*** Opening Input material ***
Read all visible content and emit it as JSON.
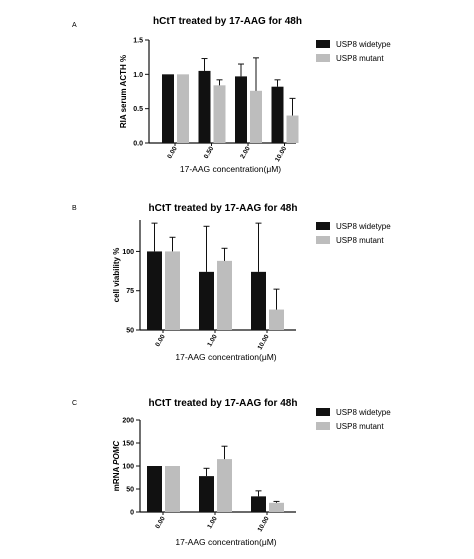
{
  "colors": {
    "widetype": "#111111",
    "mutant": "#bdbdbd",
    "axis": "#111111"
  },
  "chart_data": [
    {
      "type": "bar",
      "panel": "A",
      "title": "hCtT treated by 17-AAG for 48h",
      "xlabel": "17-AAG concentration(μM)",
      "ylabel": "RIA serum ACTH %",
      "ylim": [
        0,
        1.5
      ],
      "yticks": [
        "0.0",
        "0.5",
        "1.0",
        "1.5"
      ],
      "tick_values": [
        0,
        0.5,
        1.0,
        1.5
      ],
      "categories": [
        "0.00",
        "0.50",
        "2.00",
        "10.00"
      ],
      "series": [
        {
          "name": "USP8 widetype",
          "values": [
            1.0,
            1.05,
            0.97,
            0.82
          ],
          "errors": [
            0,
            0.18,
            0.18,
            0.1
          ]
        },
        {
          "name": "USP8 mutant",
          "values": [
            1.0,
            0.84,
            0.76,
            0.4
          ],
          "errors": [
            0,
            0.08,
            0.48,
            0.25
          ]
        }
      ],
      "legend": "top-right",
      "grid": false
    },
    {
      "type": "bar",
      "panel": "B",
      "title": "hCtT treated by 17-AAG for 48h",
      "xlabel": "17-AAG concentration(μM)",
      "ylabel": "cell viability %",
      "ylim": [
        50,
        120
      ],
      "yticks": [
        "50",
        "75",
        "100"
      ],
      "tick_values": [
        50,
        75,
        100
      ],
      "categories": [
        "0.00",
        "1.00",
        "10.00"
      ],
      "series": [
        {
          "name": "USP8 widetype",
          "values": [
            100,
            87,
            87
          ],
          "errors": [
            18,
            29,
            31
          ]
        },
        {
          "name": "USP8 mutant",
          "values": [
            100,
            94,
            63
          ],
          "errors": [
            9,
            8,
            13
          ]
        }
      ],
      "legend": "top-right",
      "grid": false
    },
    {
      "type": "bar",
      "panel": "C",
      "title": "hCtT treated by 17-AAG for 48h",
      "xlabel": "17-AAG concentration(μM)",
      "ylabel_main": "mRNA ",
      "ylabel_italic": "POMC",
      "ylim": [
        0,
        200
      ],
      "yticks": [
        "0",
        "50",
        "100",
        "150",
        "200"
      ],
      "tick_values": [
        0,
        50,
        100,
        150,
        200
      ],
      "categories": [
        "0.00",
        "1.00",
        "10.00"
      ],
      "series": [
        {
          "name": "USP8 widetype",
          "values": [
            100,
            78,
            34
          ],
          "errors": [
            0,
            17,
            12
          ]
        },
        {
          "name": "USP8 mutant",
          "values": [
            100,
            115,
            20
          ],
          "errors": [
            0,
            28,
            3
          ]
        }
      ],
      "legend": "top-right",
      "grid": false
    }
  ]
}
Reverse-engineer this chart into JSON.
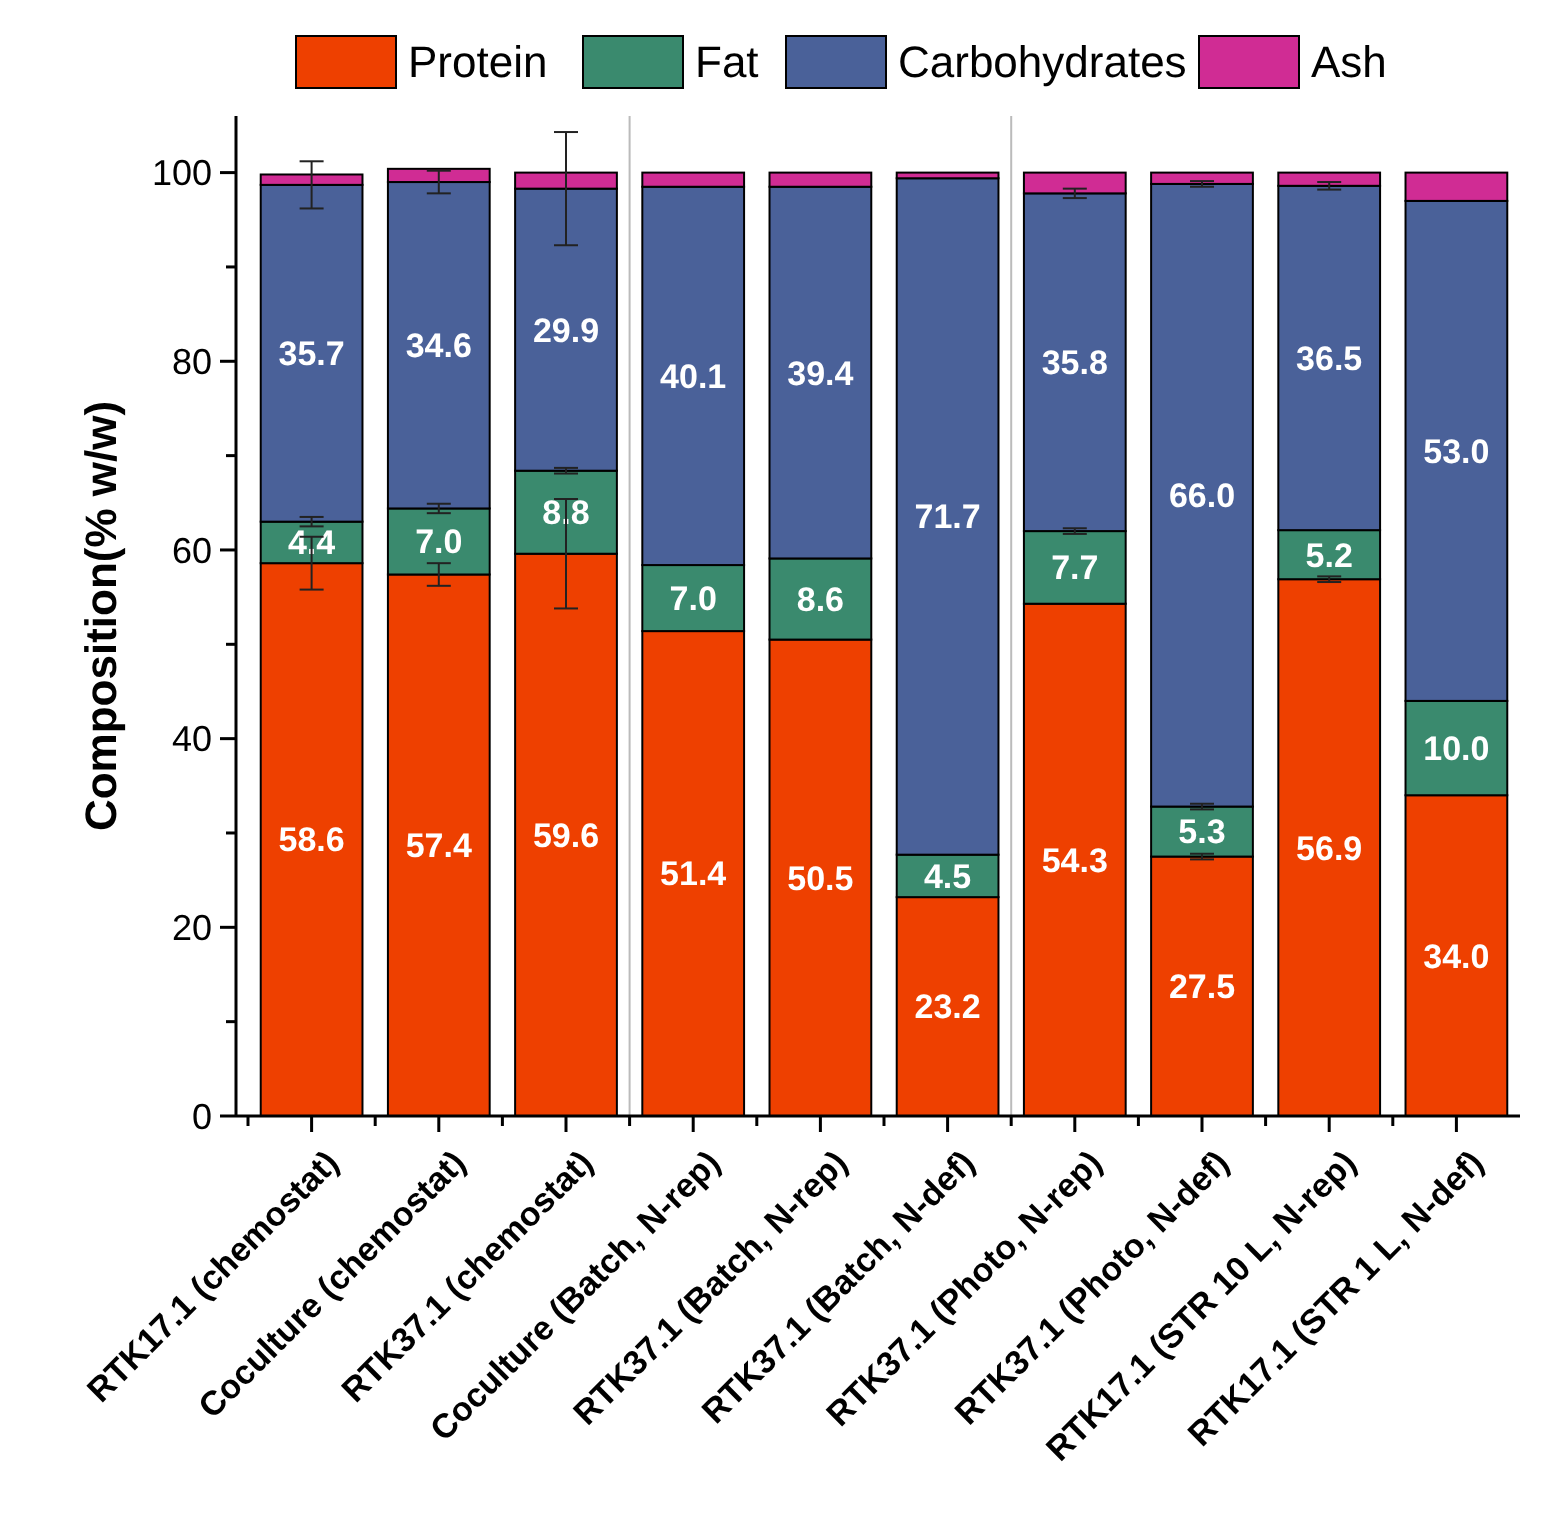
{
  "chart_data": {
    "type": "bar",
    "stacked": true,
    "ylabel": "Composition(% w/w)",
    "legend": "top",
    "ylim": [
      0,
      106
    ],
    "yticks": [
      0,
      {
        "value": 10,
        "label": null
      },
      20,
      {
        "value": 30,
        "label": null
      },
      40,
      {
        "value": 50,
        "label": null
      },
      60,
      {
        "value": 70,
        "label": null
      },
      80,
      {
        "value": 90,
        "label": null
      },
      100
    ],
    "categories": [
      "RTK17.1 (chemostat)",
      "Coculture (chemostat)",
      "RTK37.1 (chemostat)",
      "Coculture (Batch, N-rep)",
      "RTK37.1 (Batch, N-rep)",
      "RTK37.1 (Batch, N-def)",
      "RTK37.1 (Photo, N-rep)",
      "RTK37.1 (Photo, N-def)",
      "RTK17.1 (STR 10 L, N-rep)",
      "RTK17.1 (STR 1 L, N-def)"
    ],
    "series": [
      {
        "name": "Protein",
        "color": "#ee4000",
        "values": [
          58.6,
          57.4,
          59.6,
          51.4,
          50.5,
          23.2,
          54.3,
          27.5,
          56.9,
          34.0
        ],
        "value_labels": [
          "58.6",
          "57.4",
          "59.6",
          "51.4",
          "50.5",
          "23.2",
          "54.3",
          "27.5",
          "56.9",
          "34.0"
        ],
        "errors": [
          2.8,
          1.2,
          5.8,
          null,
          null,
          null,
          null,
          0.3,
          0.3,
          null
        ]
      },
      {
        "name": "Fat",
        "color": "#3a8a6e",
        "values": [
          4.4,
          7.0,
          8.8,
          7.0,
          8.6,
          4.5,
          7.7,
          5.3,
          5.2,
          10.0
        ],
        "value_labels": [
          "4.4",
          "7.0",
          "8.8",
          "7.0",
          "8.6",
          "4.5",
          "7.7",
          "5.3",
          "5.2",
          "10.0"
        ],
        "errors": [
          0.5,
          0.5,
          0.3,
          null,
          null,
          null,
          0.3,
          0.3,
          null,
          null
        ]
      },
      {
        "name": "Carbohydrates",
        "color": "#4a6199",
        "values": [
          35.7,
          34.6,
          29.9,
          40.1,
          39.4,
          71.7,
          35.8,
          66.0,
          36.5,
          53.0
        ],
        "value_labels": [
          "35.7",
          "34.6",
          "29.9",
          "40.1",
          "39.4",
          "71.7",
          "35.8",
          "66.0",
          "36.5",
          "53.0"
        ],
        "errors": [
          2.5,
          1.2,
          6.0,
          null,
          null,
          null,
          0.5,
          0.3,
          0.4,
          null
        ]
      },
      {
        "name": "Ash",
        "color": "#d02c94",
        "values": [
          1.1,
          1.4,
          1.7,
          1.5,
          1.5,
          0.6,
          2.2,
          1.2,
          1.4,
          3.0
        ]
      }
    ]
  }
}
*** Closing Input material ***
Filter the entries above and keep only the lines with the word "Photo".

- **Task result**:
      "RTK37.1 (Photo, N-rep)",
      "RTK37.1 (Photo, N-def)",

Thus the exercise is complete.